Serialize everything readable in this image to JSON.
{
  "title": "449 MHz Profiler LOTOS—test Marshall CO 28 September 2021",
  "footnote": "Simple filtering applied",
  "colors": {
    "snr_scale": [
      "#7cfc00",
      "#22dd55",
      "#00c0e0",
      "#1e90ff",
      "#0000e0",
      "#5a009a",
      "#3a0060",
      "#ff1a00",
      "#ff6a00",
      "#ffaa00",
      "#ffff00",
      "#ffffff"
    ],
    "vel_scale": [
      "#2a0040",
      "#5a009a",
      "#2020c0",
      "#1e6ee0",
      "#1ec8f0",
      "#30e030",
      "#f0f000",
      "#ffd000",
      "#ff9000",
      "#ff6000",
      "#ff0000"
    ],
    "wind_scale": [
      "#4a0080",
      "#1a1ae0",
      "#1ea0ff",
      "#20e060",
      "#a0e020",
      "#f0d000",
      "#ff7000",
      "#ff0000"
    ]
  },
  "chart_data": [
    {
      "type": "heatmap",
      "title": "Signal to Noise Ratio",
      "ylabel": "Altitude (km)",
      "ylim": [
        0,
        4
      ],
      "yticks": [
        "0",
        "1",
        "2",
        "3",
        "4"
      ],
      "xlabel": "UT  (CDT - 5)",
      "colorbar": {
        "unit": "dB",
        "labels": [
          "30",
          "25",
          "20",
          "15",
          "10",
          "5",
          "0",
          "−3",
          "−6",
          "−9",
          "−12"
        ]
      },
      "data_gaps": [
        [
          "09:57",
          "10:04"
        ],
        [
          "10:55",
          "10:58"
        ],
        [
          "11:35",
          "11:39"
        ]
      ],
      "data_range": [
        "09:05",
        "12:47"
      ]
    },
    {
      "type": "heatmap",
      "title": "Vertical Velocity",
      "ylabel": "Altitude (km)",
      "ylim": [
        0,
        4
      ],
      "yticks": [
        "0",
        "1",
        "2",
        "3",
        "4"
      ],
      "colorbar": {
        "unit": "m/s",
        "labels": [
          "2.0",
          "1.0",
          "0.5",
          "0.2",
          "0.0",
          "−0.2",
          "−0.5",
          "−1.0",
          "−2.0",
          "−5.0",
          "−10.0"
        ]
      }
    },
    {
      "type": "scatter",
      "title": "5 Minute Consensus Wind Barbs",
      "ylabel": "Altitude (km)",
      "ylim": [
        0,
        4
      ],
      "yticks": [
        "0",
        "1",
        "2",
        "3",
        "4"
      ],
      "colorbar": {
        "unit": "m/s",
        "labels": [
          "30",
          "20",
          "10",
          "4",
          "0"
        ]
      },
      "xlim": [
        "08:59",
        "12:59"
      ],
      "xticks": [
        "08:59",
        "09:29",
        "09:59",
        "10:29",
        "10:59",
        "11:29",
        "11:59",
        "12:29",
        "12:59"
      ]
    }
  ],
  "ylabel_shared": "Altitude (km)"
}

-------------------------

• [Given instruction]
The answer is a single number, the count of lines in the records that contain the string "title".

• [Finished exercise]
4